▶ _PROBLEM_
From the listing below, pull out all lines with "الأخضر" in them.

##########

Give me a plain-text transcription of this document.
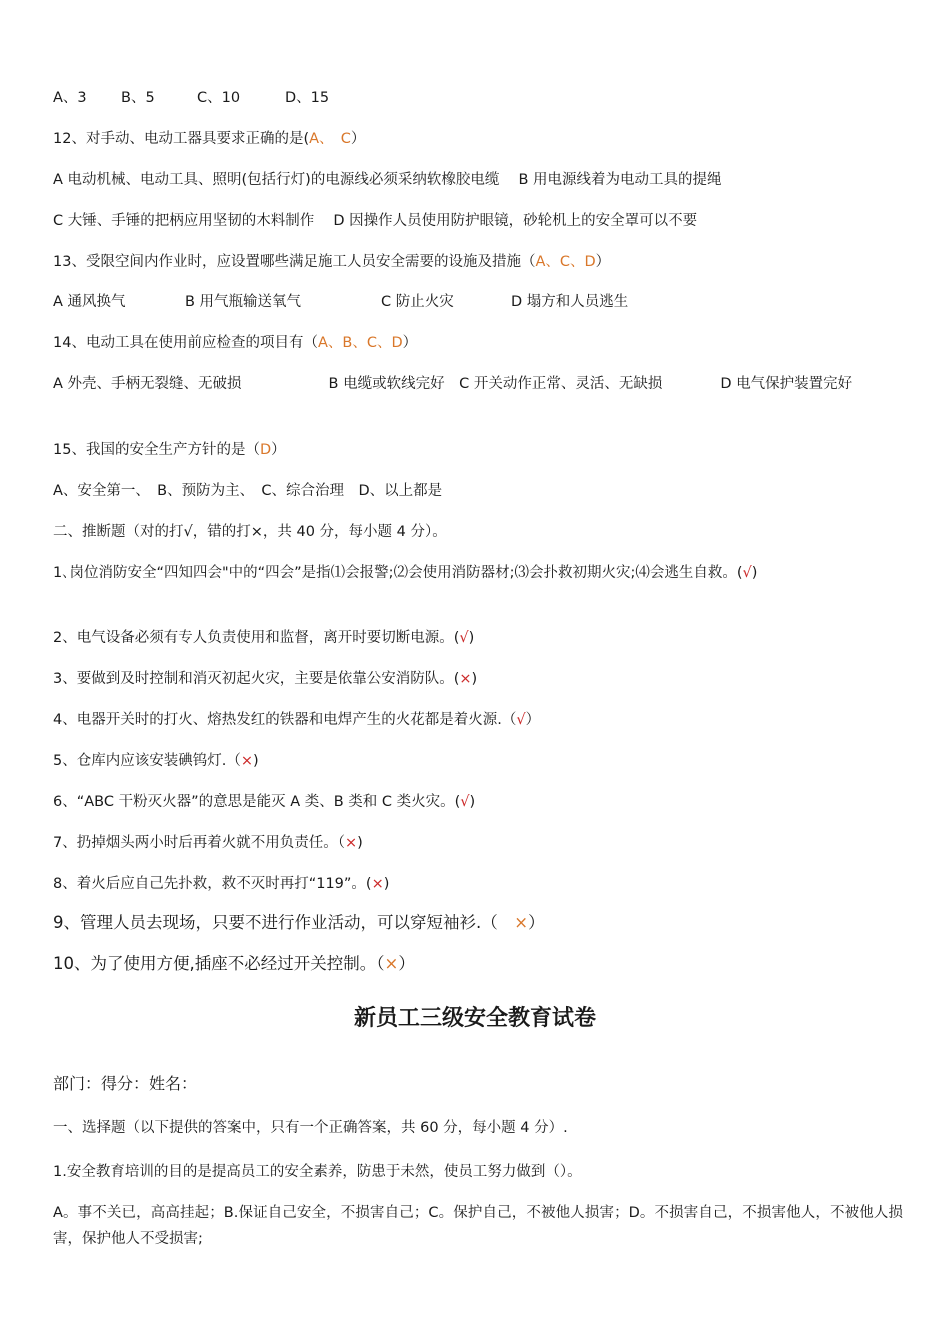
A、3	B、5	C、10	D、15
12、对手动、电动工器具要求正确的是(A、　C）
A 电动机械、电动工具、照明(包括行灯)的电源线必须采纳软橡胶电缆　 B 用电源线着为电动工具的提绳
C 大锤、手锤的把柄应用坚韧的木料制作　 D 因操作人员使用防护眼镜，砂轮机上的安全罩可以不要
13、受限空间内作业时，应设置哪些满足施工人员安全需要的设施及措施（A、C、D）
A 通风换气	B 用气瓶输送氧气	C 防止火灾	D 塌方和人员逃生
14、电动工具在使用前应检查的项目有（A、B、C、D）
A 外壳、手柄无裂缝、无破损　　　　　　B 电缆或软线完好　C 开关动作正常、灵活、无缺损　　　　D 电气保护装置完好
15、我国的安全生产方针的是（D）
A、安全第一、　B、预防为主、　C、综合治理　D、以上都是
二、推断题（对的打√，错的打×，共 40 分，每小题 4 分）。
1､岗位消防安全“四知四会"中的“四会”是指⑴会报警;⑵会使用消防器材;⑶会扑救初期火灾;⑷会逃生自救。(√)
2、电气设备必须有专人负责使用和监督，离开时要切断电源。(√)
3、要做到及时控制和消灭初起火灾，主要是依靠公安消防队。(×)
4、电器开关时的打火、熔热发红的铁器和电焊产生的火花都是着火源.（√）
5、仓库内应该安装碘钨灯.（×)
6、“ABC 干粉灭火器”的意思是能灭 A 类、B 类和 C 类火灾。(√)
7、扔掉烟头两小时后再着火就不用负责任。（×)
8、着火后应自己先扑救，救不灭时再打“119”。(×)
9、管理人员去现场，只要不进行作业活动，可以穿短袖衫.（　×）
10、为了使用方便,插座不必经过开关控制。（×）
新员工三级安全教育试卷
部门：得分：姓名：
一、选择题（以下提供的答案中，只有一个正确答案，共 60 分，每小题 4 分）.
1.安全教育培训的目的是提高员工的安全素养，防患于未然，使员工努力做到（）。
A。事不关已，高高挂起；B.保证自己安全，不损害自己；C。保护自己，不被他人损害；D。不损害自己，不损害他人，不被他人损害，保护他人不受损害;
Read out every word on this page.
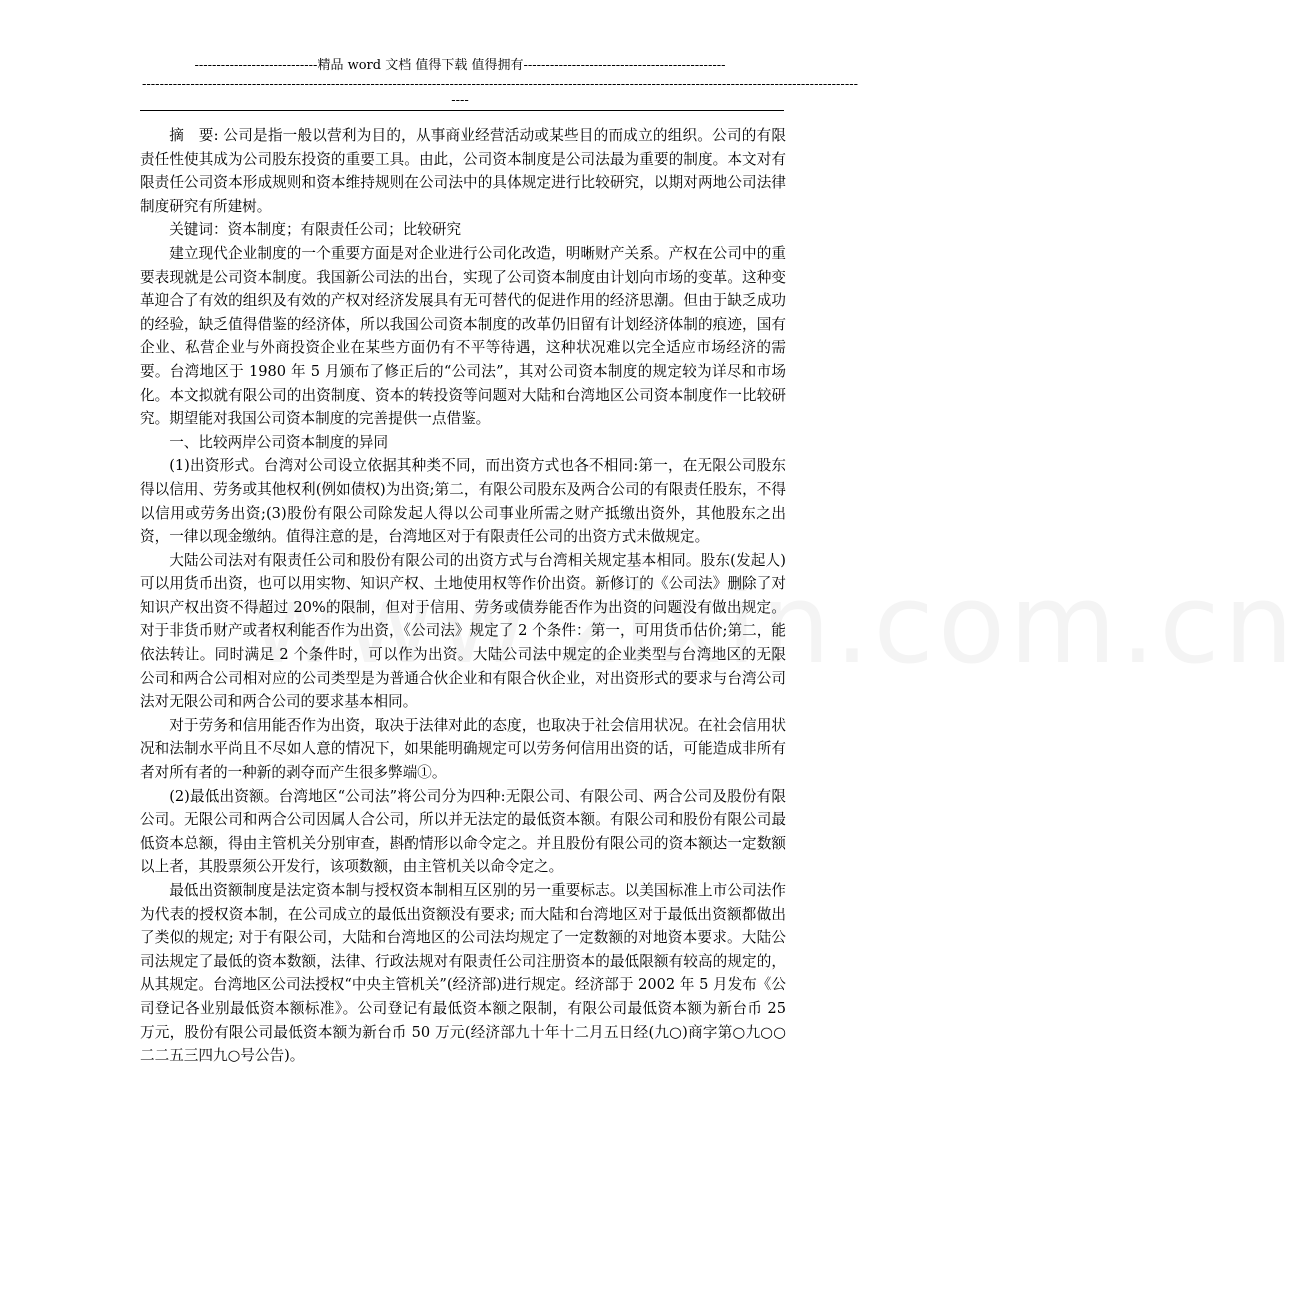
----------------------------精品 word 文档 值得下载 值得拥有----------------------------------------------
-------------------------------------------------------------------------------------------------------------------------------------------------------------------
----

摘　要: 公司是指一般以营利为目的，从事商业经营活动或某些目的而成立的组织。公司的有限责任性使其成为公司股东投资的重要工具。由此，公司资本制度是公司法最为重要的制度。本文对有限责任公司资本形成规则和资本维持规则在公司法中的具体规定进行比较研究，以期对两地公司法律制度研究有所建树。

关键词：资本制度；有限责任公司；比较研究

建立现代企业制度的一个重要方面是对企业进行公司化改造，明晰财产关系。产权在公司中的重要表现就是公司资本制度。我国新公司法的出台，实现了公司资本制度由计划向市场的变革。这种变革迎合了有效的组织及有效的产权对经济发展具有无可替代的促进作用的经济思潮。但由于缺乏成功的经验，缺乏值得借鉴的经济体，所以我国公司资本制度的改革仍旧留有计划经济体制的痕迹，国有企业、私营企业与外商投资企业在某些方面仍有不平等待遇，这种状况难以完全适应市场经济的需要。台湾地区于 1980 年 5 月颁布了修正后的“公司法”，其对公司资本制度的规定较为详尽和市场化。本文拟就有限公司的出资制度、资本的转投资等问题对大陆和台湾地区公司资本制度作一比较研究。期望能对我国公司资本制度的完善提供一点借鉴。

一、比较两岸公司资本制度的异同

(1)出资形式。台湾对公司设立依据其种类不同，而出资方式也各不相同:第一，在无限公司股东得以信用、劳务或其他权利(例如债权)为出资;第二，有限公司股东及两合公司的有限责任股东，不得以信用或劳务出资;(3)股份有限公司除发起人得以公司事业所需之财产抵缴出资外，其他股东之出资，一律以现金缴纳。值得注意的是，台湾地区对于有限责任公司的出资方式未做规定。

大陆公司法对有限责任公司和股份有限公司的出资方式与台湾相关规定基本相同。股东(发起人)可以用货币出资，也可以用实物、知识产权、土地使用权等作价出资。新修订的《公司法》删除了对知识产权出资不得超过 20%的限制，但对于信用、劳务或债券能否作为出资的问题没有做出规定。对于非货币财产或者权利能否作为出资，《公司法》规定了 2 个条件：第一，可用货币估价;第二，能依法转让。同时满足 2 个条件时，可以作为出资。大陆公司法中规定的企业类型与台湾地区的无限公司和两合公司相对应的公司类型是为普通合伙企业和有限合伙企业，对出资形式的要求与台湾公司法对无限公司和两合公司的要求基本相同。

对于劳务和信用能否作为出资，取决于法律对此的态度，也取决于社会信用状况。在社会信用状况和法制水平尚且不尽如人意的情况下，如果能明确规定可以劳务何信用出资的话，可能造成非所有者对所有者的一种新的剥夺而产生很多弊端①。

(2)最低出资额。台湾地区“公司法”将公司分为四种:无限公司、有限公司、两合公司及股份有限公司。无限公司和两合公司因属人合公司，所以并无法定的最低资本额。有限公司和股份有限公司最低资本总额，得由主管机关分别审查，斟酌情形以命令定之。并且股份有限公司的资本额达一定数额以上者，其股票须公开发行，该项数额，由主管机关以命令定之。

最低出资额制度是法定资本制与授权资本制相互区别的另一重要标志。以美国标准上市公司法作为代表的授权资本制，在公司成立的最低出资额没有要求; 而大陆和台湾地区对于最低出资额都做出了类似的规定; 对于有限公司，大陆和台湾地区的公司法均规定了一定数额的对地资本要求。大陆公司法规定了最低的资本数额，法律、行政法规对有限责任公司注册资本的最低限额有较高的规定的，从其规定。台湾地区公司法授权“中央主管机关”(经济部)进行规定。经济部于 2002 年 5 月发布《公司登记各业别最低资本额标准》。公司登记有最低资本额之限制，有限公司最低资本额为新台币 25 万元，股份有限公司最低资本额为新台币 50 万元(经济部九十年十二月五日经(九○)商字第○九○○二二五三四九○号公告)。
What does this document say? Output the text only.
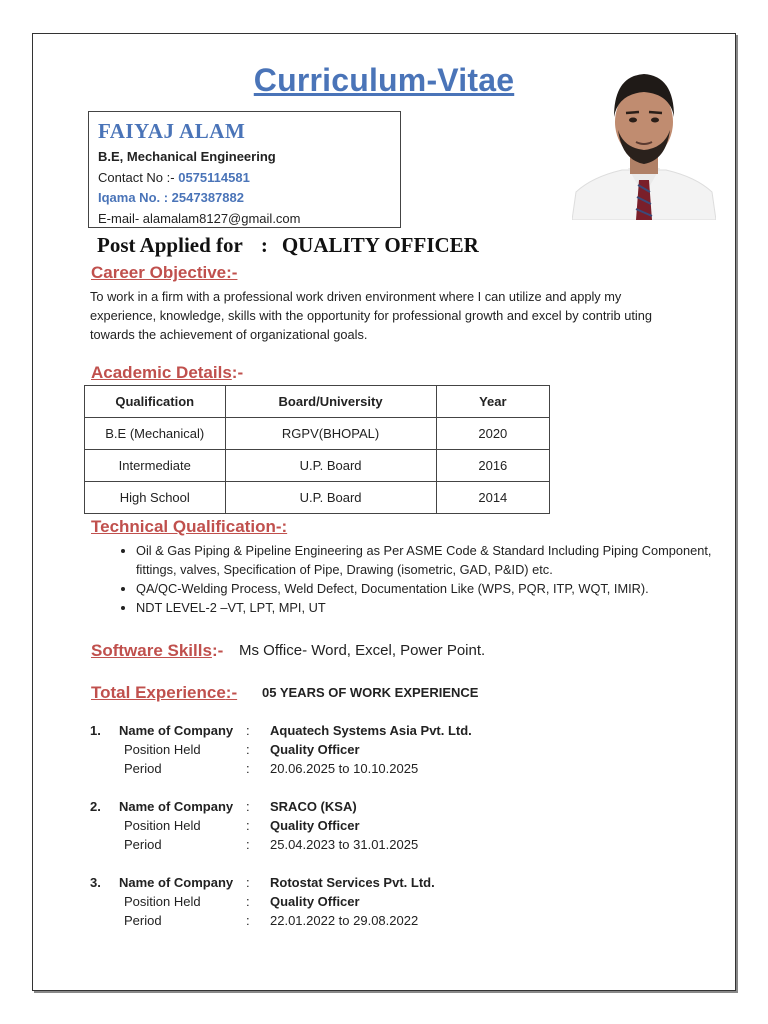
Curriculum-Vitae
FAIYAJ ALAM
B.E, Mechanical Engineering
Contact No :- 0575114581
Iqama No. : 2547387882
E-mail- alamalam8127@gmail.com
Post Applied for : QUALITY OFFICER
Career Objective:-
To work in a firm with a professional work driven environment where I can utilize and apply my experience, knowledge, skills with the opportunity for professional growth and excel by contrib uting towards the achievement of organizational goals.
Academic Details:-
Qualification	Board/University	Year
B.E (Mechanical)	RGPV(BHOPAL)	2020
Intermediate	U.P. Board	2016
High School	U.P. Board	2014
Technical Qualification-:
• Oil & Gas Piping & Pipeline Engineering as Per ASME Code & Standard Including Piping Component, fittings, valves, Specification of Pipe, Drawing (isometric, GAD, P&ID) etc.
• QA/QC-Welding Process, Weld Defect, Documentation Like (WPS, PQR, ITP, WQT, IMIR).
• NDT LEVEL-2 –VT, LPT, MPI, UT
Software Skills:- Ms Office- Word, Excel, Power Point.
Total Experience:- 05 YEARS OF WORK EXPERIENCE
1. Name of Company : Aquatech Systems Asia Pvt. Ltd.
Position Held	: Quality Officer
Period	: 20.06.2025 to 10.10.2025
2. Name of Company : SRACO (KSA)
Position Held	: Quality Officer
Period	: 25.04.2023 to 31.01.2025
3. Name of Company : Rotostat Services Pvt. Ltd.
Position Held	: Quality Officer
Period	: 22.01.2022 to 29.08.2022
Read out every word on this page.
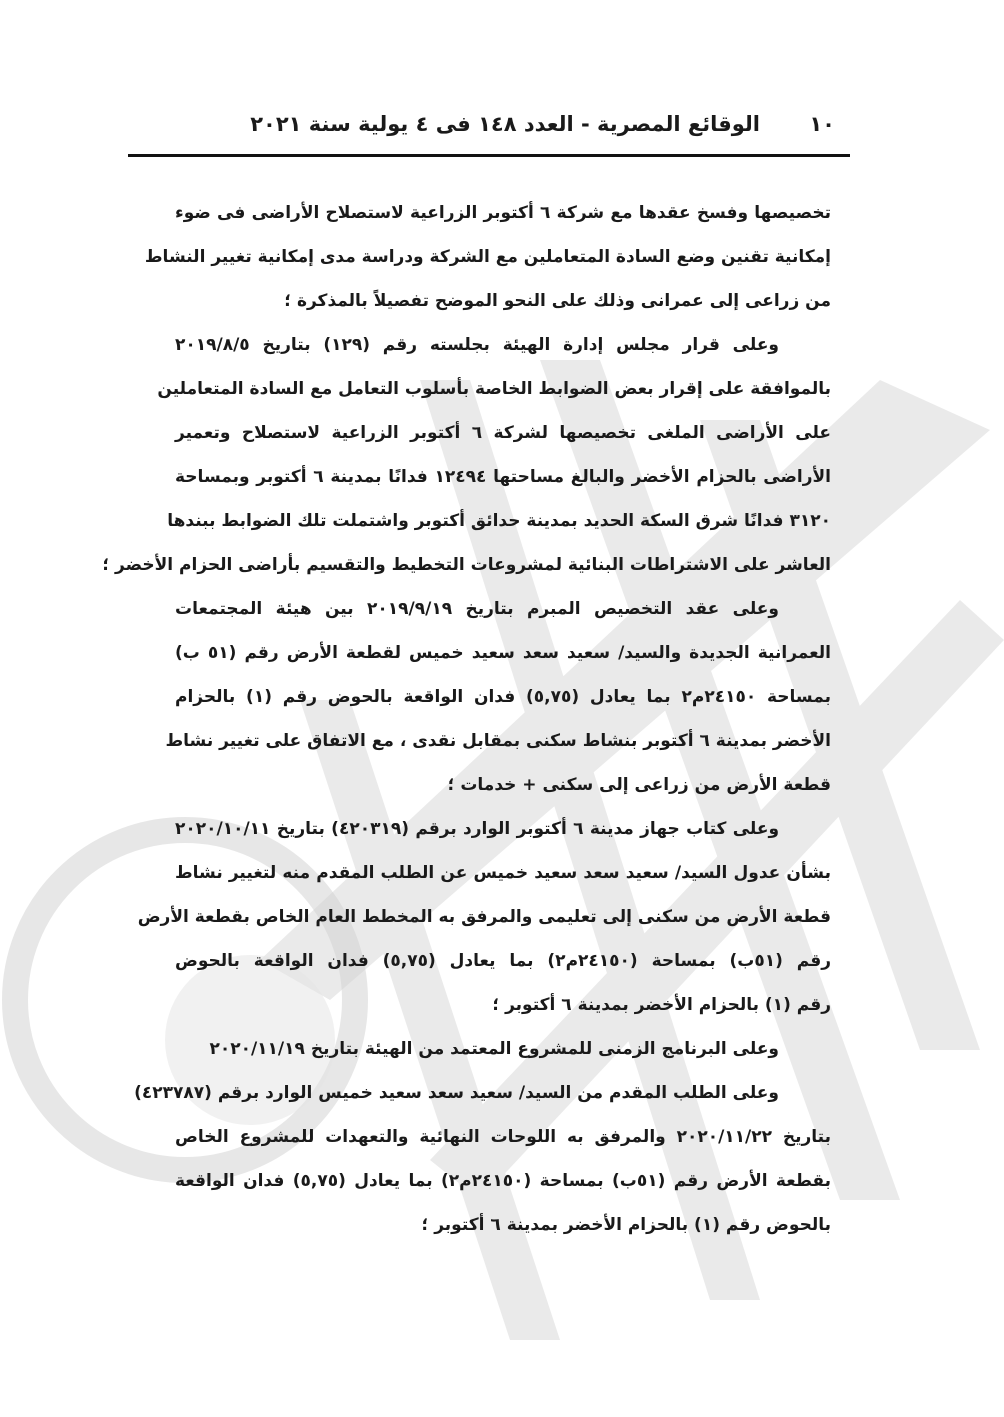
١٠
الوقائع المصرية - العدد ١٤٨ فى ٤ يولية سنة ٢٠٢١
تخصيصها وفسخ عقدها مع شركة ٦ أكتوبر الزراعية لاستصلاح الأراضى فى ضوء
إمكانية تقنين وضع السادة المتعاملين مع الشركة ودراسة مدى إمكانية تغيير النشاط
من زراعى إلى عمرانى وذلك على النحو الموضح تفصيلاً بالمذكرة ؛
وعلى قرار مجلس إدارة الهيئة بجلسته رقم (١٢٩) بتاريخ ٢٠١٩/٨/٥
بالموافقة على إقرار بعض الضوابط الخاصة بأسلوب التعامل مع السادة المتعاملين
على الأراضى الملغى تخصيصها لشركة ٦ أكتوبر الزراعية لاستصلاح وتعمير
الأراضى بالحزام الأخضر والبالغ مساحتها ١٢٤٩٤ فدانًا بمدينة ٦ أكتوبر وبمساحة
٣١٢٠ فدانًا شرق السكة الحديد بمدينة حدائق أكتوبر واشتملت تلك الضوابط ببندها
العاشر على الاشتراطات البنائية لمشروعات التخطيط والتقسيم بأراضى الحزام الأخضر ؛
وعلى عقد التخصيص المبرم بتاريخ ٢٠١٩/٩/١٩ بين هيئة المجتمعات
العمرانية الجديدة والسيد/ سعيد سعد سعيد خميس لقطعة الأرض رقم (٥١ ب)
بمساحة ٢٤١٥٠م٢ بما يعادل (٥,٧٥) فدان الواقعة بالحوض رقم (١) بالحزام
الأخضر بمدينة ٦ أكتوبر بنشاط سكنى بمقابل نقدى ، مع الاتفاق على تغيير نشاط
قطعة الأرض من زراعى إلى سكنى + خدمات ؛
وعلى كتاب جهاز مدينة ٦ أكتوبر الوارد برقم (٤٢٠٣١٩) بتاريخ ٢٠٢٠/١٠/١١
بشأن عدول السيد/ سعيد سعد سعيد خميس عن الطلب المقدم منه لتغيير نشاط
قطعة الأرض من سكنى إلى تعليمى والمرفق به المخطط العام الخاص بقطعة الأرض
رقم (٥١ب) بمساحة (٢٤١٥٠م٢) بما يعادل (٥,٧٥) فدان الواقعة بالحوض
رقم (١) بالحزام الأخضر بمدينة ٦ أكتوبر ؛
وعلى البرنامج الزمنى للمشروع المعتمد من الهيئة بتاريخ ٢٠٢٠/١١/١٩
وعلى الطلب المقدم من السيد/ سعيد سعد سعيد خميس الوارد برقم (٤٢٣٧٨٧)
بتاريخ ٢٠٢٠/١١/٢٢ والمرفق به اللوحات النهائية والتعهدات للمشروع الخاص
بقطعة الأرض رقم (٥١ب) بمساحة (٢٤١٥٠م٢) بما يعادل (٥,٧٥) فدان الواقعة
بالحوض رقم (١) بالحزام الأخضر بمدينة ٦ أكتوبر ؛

##########

▶ _EXERCISE SOLUTION_
الأراضى بالحزام الأخضر والبالغ مساحتها ١٢٤٩٤ فدانًا بمدينة ٦ أكتوبر وبمساحة
العاشر على الاشتراطات البنائية لمشروعات التخطيط والتقسيم بأراضى الحزام الأخضر ؛
الأخضر بمدينة ٦ أكتوبر بنشاط سكنى بمقابل نقدى ، مع الاتفاق على تغيير نشاط
رقم (١) بالحزام الأخضر بمدينة ٦ أكتوبر ؛
بالحوض رقم (١) بالحزام الأخضر بمدينة ٦ أكتوبر ؛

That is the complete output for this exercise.